• Information shown:
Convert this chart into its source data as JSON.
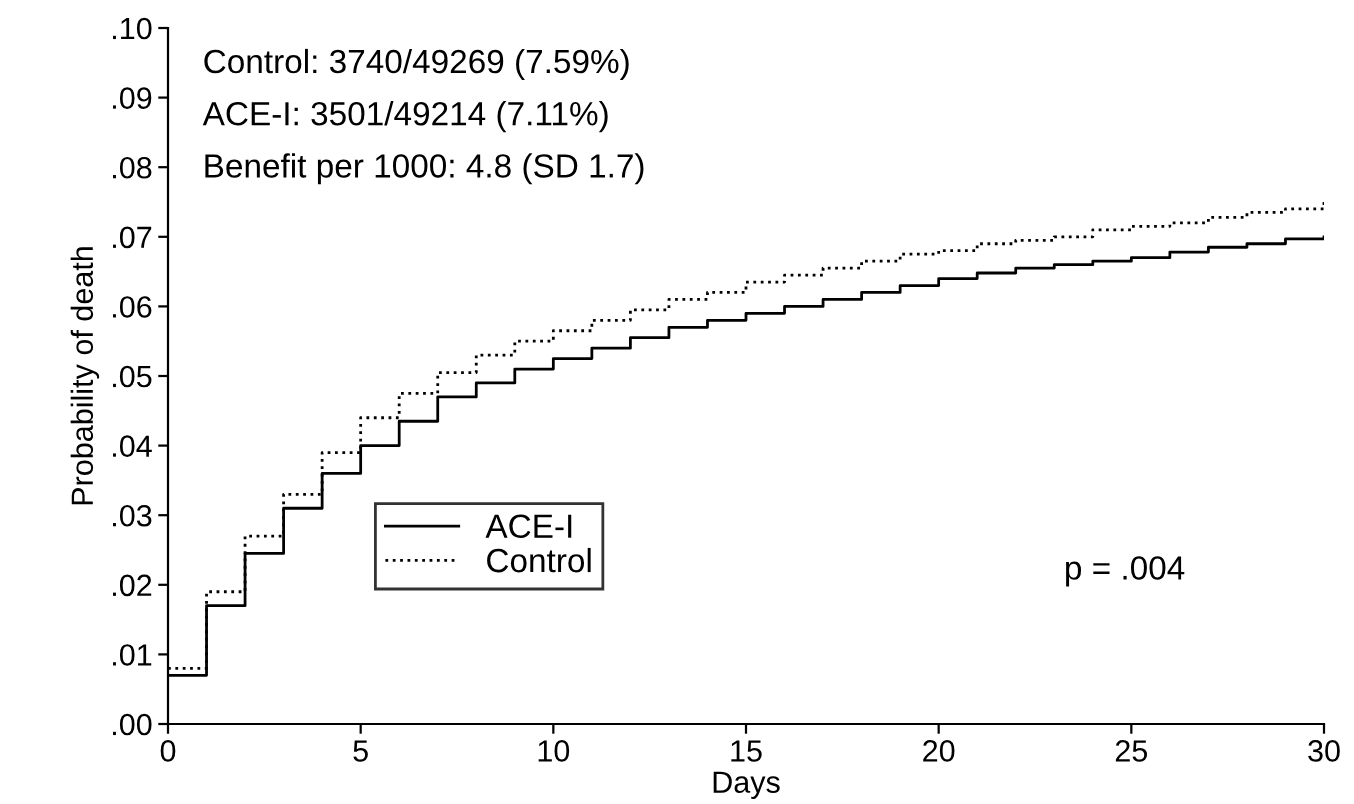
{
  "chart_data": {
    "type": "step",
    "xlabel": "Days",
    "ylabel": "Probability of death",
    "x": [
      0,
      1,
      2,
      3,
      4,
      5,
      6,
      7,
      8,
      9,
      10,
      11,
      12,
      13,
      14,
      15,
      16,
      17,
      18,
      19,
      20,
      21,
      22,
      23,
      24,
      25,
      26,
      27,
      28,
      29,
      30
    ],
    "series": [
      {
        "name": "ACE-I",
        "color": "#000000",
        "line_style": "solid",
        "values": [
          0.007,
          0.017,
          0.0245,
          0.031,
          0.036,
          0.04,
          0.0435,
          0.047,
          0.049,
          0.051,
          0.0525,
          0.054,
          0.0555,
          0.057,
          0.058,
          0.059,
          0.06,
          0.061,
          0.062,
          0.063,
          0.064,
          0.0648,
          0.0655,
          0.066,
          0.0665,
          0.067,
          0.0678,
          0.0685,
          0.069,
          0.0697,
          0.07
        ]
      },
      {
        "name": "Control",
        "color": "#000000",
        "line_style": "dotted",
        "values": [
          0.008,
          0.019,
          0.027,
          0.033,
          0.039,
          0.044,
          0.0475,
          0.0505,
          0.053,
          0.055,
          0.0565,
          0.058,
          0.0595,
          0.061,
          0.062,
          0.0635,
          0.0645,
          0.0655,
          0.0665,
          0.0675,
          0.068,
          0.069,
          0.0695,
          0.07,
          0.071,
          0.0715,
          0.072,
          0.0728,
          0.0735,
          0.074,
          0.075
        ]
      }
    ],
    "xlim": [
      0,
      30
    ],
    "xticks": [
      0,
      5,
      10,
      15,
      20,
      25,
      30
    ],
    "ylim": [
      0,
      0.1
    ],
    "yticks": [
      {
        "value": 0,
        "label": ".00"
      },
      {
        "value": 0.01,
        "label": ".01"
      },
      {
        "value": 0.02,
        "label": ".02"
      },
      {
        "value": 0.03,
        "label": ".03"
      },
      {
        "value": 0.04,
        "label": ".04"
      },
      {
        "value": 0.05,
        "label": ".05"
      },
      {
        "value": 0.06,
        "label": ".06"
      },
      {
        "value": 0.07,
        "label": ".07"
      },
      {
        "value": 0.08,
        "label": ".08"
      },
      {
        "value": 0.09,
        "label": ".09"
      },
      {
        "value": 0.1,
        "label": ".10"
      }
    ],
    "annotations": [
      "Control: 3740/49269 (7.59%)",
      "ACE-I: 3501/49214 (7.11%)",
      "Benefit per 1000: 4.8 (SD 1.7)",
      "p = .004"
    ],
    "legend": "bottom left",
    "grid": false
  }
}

--

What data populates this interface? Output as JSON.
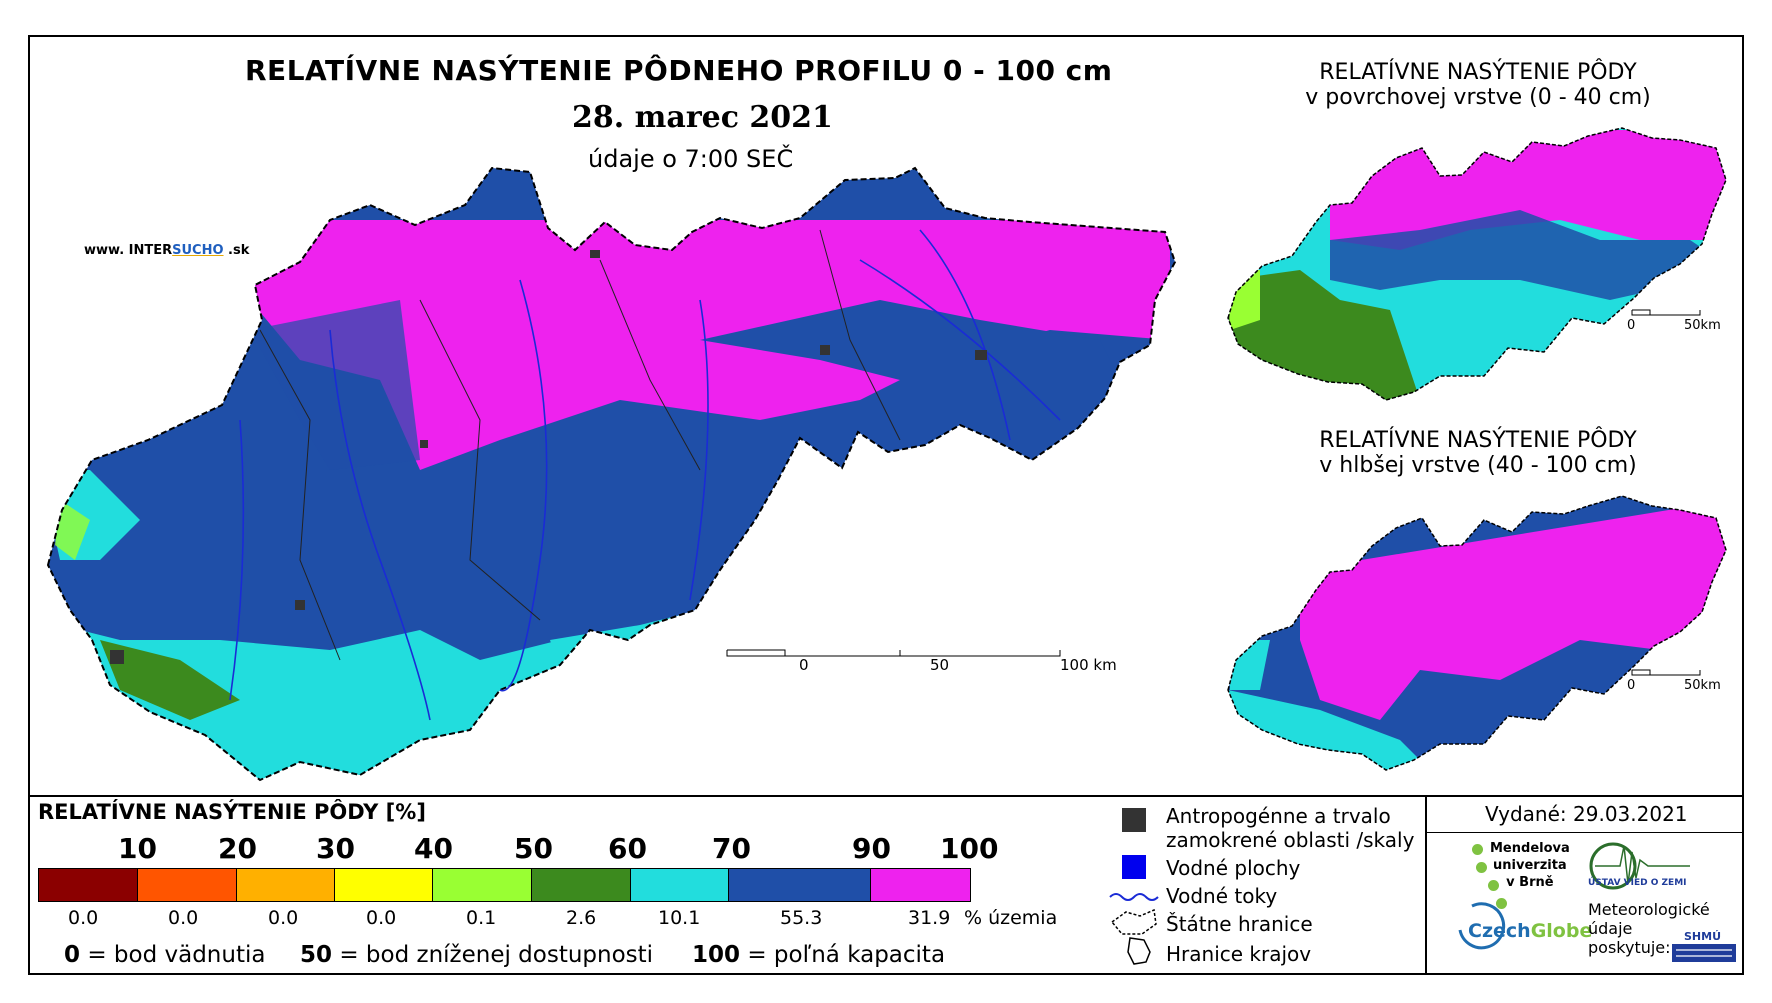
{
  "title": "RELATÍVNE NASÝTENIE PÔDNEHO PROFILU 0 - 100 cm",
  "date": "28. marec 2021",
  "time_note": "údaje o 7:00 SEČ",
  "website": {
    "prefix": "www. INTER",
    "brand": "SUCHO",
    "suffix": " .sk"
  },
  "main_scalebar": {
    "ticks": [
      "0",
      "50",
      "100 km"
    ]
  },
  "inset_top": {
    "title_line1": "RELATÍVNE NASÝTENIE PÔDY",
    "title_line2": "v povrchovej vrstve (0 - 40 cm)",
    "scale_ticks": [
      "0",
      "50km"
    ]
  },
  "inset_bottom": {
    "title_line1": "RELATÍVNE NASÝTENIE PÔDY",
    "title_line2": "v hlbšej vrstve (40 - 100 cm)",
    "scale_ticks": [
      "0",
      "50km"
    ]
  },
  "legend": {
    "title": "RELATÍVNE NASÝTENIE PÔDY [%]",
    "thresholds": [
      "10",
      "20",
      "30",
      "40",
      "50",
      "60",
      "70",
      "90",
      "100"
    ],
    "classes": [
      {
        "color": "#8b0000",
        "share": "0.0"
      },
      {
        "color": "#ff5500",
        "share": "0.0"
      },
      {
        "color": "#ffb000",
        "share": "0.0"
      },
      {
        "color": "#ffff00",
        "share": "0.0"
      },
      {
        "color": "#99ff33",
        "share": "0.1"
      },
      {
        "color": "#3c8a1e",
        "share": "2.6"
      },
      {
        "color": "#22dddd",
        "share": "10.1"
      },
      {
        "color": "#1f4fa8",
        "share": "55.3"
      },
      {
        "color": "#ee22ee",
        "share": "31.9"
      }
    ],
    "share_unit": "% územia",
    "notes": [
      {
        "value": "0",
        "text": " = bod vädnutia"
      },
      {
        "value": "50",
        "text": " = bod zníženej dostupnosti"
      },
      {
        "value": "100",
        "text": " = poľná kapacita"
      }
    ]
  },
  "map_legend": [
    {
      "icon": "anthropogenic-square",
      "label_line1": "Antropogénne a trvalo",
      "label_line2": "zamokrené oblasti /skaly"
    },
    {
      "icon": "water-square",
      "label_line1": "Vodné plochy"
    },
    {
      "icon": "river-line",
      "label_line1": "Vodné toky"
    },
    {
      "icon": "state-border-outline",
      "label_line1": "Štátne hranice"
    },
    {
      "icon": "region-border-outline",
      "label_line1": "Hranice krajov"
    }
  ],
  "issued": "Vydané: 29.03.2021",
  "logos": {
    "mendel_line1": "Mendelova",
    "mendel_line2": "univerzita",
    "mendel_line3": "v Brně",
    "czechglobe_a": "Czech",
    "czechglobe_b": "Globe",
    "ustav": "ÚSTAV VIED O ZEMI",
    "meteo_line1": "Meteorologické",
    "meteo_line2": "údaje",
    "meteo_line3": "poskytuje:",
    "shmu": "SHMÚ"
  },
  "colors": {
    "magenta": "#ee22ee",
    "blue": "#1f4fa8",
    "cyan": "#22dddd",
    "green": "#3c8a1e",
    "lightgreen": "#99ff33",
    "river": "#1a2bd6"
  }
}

...

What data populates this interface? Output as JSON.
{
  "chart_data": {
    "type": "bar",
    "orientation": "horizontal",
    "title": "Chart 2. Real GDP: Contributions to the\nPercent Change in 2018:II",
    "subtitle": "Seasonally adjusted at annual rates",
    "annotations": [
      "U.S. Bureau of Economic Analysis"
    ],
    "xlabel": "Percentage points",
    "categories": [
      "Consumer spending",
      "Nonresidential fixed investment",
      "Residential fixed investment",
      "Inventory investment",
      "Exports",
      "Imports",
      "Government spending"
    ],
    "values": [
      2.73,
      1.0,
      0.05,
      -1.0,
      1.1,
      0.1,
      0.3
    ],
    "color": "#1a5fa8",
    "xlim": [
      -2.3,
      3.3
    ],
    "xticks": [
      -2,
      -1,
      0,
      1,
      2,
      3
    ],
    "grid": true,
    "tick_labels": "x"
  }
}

• Given instruction: From the listing above, copy all lines holding the word "square".

• Solution to this task:
      "icon": "anthropogenic-square",
      "icon": "water-square",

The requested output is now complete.